Copy each line of the records that holds the string "должен".

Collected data
[Begin]
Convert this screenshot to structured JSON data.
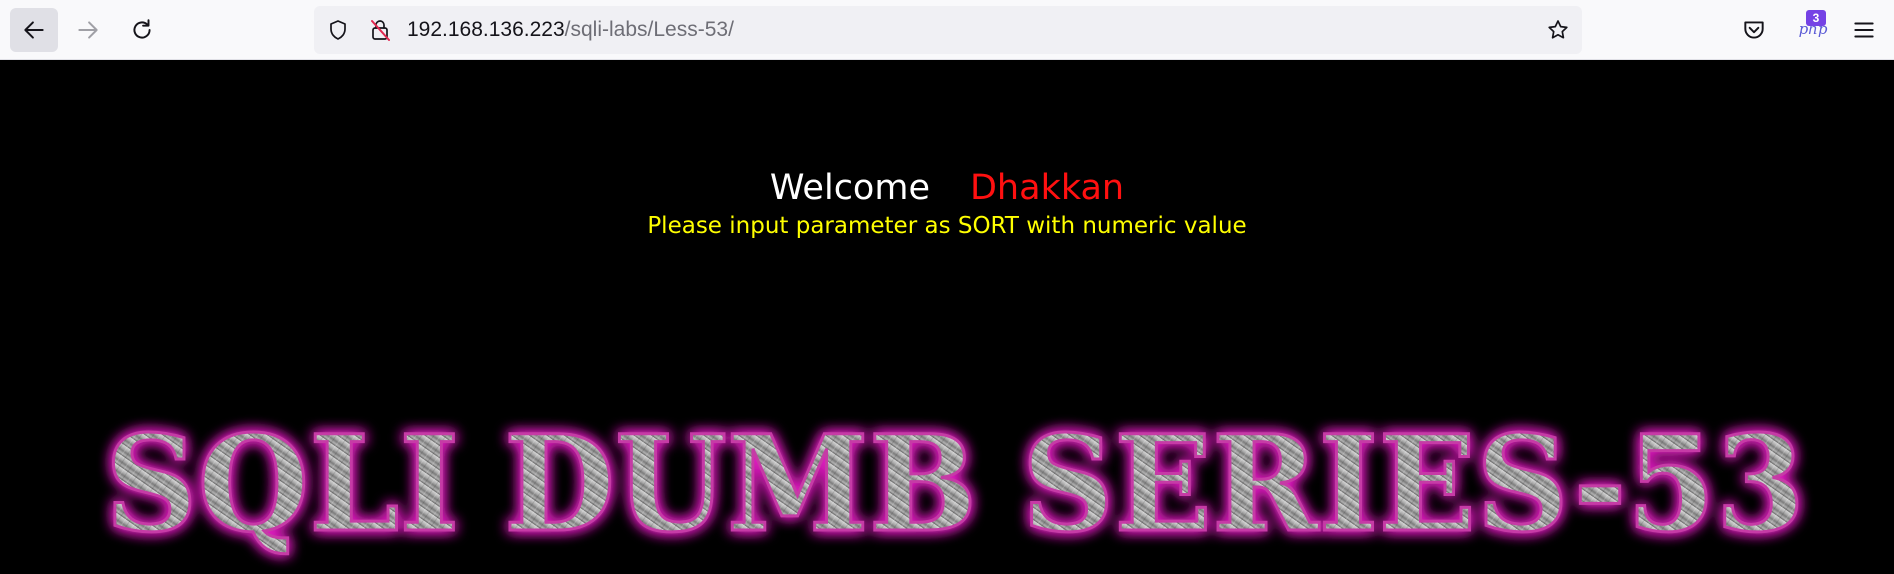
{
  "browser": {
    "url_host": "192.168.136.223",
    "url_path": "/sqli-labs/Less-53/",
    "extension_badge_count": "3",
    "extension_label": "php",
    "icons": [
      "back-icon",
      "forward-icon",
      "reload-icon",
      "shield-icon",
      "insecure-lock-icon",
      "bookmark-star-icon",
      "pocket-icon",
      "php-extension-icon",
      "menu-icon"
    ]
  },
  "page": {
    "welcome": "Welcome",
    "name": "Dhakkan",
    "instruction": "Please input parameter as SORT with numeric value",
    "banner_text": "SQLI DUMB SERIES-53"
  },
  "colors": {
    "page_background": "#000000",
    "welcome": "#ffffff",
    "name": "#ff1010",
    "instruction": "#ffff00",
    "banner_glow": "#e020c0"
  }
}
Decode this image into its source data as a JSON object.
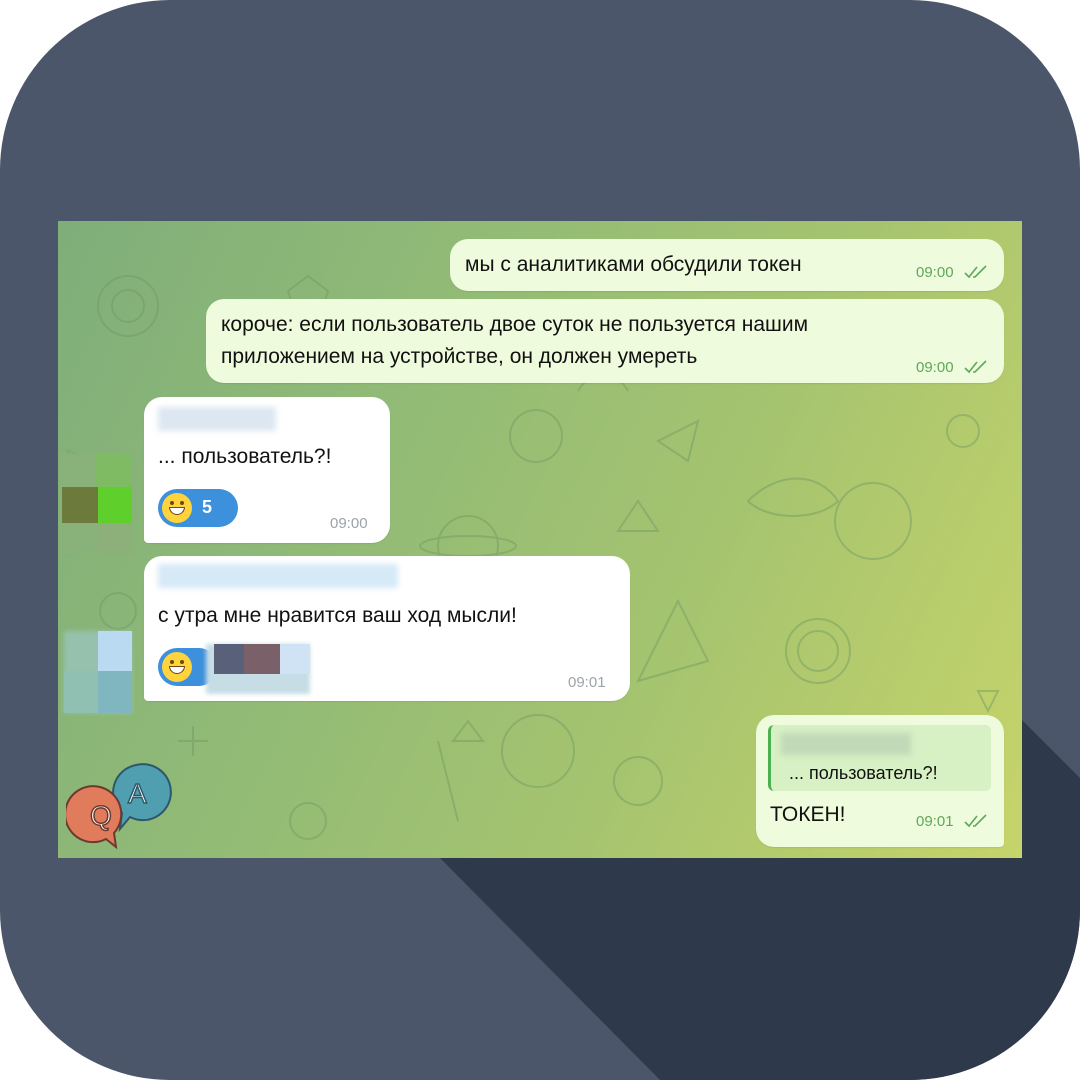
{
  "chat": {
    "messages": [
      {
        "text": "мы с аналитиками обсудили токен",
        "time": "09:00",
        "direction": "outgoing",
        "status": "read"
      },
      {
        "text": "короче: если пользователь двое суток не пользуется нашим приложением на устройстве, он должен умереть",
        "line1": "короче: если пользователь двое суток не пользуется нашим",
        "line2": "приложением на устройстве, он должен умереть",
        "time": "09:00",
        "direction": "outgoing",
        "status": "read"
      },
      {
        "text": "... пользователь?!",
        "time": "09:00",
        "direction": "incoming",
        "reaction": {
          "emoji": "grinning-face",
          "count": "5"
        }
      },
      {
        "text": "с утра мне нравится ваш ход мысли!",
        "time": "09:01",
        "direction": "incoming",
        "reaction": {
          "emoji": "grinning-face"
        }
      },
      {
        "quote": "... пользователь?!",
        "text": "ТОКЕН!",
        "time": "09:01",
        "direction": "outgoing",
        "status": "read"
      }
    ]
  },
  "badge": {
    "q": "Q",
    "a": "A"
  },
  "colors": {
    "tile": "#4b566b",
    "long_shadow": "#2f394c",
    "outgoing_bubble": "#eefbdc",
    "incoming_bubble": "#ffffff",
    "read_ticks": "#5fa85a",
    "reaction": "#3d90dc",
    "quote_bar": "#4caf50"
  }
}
[End]
Expected answer
        "text": "короче: если пользователь двое суток не пользуется нашим приложением на устройстве, он должен умереть",
        "line2": "приложением на устройстве, он должен умереть",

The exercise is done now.